BRIEF
Copy out each line that has "территории" in it.

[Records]

-- begin --

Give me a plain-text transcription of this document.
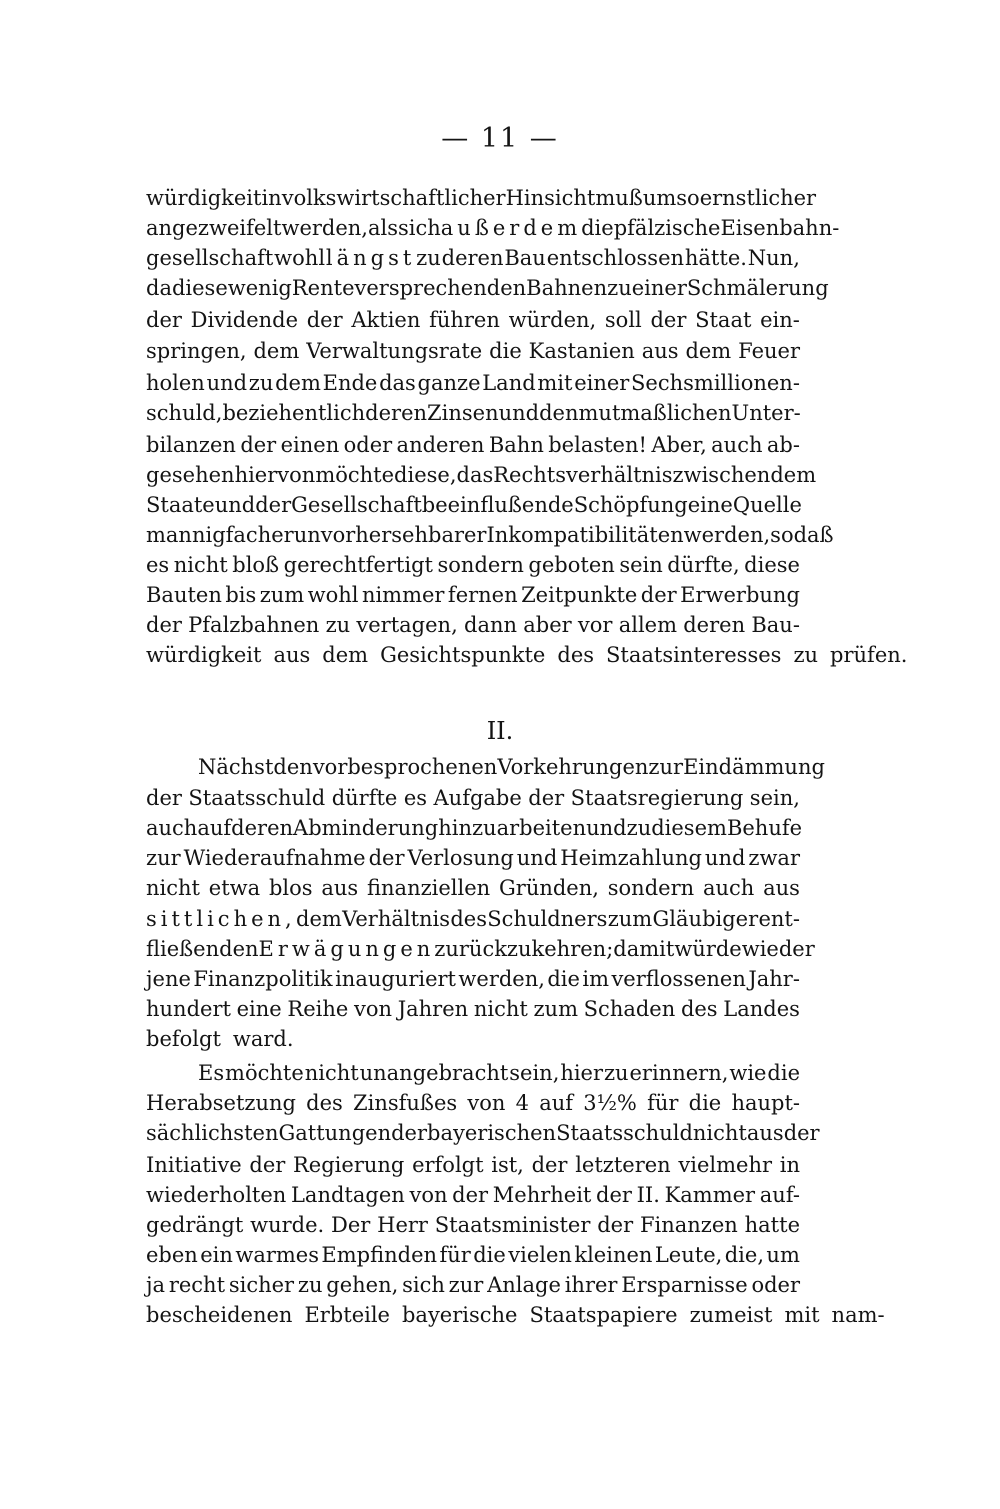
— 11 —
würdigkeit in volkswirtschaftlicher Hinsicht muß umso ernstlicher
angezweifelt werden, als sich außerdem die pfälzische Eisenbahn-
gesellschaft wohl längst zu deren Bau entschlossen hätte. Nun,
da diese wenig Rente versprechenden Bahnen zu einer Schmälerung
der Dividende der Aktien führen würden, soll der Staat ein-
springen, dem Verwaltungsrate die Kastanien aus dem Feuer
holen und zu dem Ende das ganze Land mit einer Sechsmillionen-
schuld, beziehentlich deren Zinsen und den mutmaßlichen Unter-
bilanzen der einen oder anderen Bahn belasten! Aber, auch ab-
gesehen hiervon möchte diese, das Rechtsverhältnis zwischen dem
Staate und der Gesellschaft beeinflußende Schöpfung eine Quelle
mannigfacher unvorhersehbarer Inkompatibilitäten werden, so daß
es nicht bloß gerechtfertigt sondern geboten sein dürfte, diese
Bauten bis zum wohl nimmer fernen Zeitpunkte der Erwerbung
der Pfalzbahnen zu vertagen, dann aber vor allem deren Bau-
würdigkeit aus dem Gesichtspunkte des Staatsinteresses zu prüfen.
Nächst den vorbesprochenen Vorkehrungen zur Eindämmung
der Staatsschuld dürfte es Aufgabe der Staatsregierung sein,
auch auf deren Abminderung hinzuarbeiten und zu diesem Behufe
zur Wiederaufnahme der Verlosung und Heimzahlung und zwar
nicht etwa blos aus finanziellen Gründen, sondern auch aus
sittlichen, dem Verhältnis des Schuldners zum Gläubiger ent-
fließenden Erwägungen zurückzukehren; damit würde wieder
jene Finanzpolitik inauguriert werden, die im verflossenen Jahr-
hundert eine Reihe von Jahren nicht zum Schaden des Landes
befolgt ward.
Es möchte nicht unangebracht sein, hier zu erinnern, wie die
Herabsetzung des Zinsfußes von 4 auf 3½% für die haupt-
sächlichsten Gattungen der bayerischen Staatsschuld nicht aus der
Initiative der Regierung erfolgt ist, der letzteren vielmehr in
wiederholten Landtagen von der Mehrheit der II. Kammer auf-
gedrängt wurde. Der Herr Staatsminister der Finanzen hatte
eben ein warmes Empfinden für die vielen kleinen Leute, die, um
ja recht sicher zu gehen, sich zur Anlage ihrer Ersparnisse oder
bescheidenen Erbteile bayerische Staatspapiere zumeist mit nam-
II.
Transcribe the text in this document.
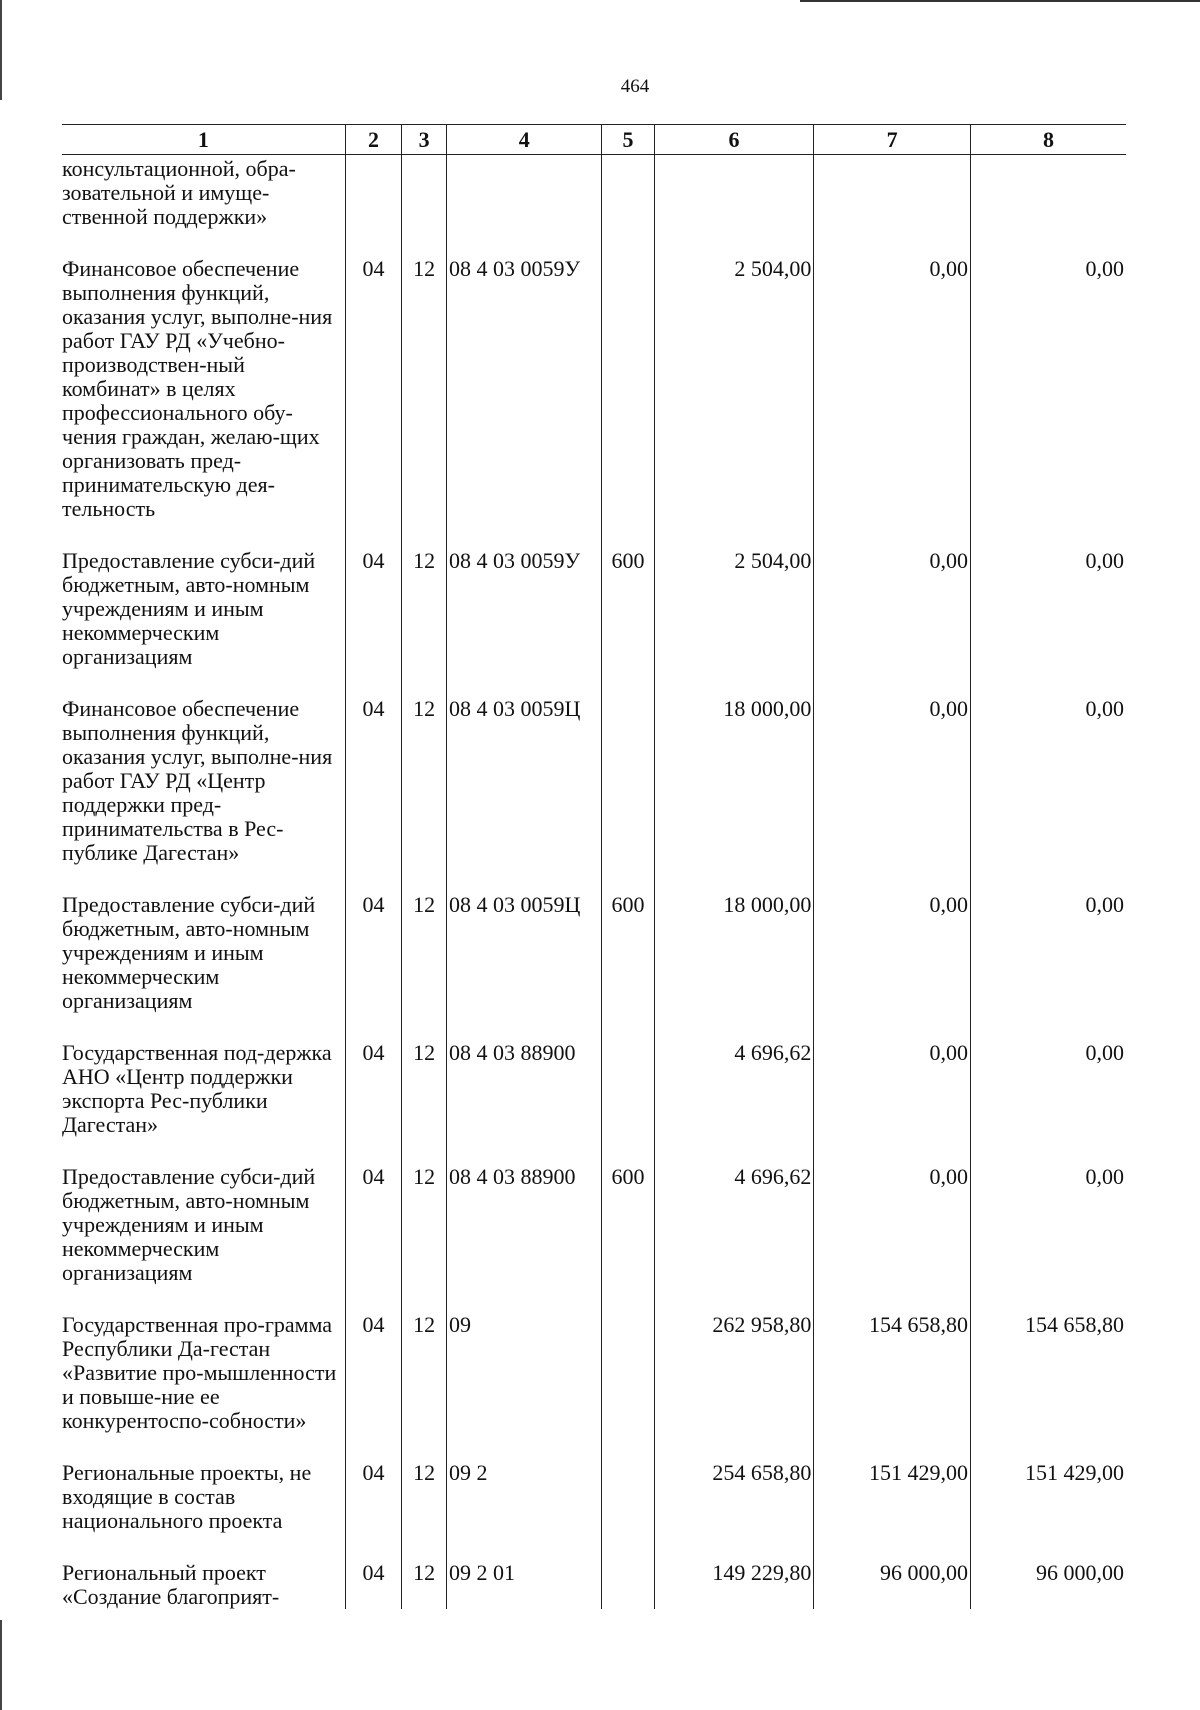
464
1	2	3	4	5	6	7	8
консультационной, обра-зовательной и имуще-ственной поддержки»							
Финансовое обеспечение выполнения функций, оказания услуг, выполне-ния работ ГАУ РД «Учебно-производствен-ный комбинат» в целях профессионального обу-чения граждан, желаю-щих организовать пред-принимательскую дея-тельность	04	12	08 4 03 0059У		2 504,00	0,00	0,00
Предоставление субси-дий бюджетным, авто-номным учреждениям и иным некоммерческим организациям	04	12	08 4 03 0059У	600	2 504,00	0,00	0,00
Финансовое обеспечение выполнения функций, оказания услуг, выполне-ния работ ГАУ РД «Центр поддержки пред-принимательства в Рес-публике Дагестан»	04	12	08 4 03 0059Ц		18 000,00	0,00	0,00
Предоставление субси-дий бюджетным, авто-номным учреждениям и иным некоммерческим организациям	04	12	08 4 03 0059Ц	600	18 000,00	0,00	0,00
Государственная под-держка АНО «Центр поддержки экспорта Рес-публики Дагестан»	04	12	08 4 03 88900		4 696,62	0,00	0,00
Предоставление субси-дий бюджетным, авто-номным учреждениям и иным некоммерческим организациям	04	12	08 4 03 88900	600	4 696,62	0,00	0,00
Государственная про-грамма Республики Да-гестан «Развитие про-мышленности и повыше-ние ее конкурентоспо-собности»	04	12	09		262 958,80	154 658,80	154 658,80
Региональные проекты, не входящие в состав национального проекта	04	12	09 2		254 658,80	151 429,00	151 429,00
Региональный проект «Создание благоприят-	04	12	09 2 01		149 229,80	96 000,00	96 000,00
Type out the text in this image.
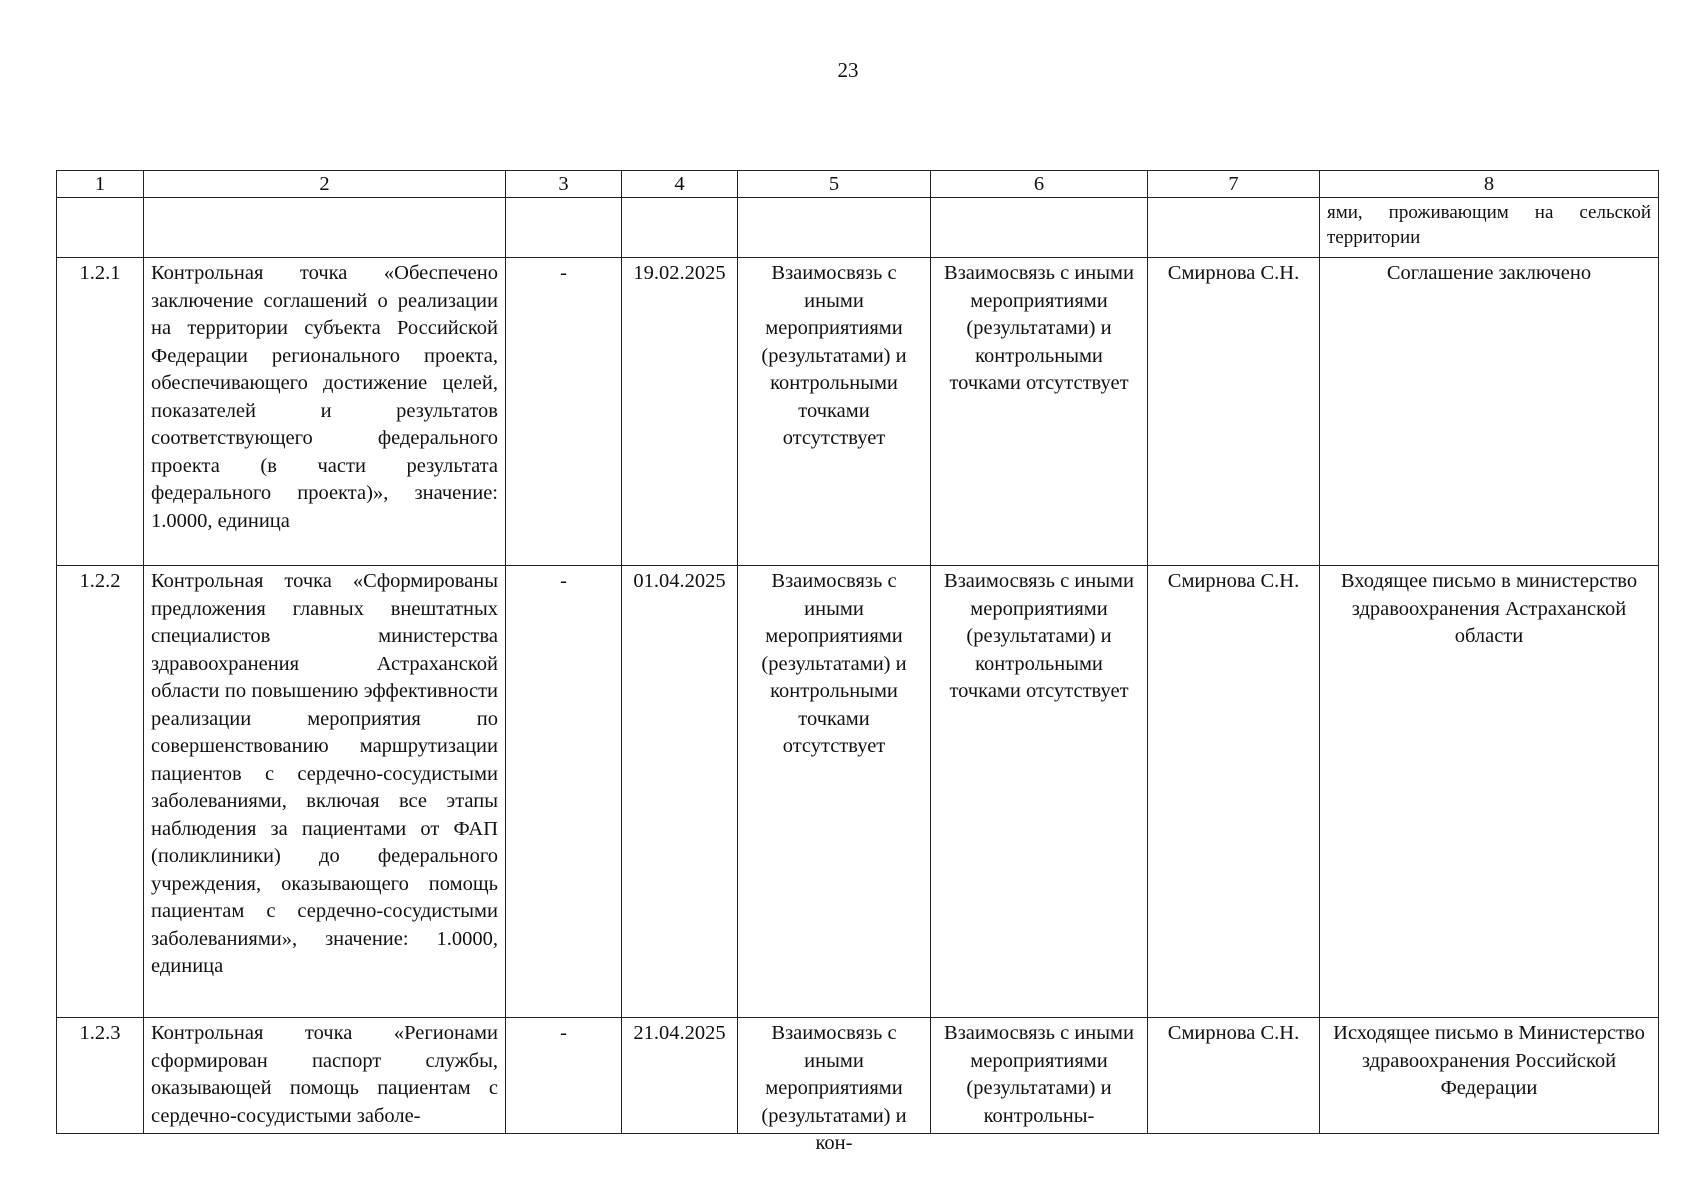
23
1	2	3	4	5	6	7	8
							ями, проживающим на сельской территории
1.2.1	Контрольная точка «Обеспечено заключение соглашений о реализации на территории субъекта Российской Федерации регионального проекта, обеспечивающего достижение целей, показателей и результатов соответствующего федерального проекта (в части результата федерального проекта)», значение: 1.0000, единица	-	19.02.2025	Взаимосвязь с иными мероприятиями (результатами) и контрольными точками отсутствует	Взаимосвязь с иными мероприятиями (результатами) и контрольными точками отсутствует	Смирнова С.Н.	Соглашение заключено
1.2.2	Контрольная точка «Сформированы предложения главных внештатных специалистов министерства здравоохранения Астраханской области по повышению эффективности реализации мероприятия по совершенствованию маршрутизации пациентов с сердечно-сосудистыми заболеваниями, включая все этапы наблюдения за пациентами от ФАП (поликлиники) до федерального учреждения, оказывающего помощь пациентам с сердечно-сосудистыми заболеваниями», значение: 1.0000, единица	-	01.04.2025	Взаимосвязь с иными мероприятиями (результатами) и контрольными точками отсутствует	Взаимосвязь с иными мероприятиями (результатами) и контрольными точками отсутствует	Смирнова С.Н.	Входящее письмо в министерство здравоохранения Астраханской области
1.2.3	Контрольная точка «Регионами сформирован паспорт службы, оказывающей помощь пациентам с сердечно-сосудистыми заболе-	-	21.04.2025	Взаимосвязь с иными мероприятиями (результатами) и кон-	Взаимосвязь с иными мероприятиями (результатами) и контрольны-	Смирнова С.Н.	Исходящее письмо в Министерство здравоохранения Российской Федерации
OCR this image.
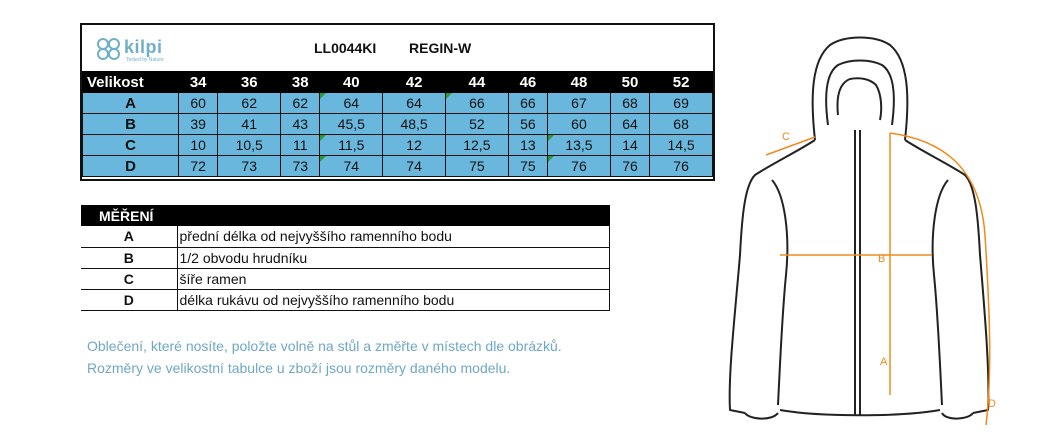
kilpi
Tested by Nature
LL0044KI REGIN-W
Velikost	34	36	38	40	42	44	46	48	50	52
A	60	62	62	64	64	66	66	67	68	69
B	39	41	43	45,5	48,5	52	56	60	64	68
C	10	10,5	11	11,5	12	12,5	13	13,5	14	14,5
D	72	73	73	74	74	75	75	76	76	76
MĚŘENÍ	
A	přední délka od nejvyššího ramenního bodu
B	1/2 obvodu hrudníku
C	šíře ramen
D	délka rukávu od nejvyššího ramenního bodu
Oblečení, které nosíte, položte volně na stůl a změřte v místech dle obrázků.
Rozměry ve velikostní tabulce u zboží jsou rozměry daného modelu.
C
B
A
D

-- end --

EXERCISE RESPONSE
							ями, проживающим на сельской территории
1.2.1	Контрольная точка «Обеспечено заключение соглашений о реализации на территории субъекта Российской Федерации регионального проекта, обеспечивающего достижение целей, показателей и результатов соответствующего федерального проекта (в части результата федерального проекта)», значение: 1.0000, единица	-	19.02.2025	Взаимосвязь с иными мероприятиями (результатами) и контрольными точками отсутствует	Взаимосвязь с иными мероприятиями (результатами) и контрольными точками отсутствует	Смирнова С.Н.	Соглашение заключено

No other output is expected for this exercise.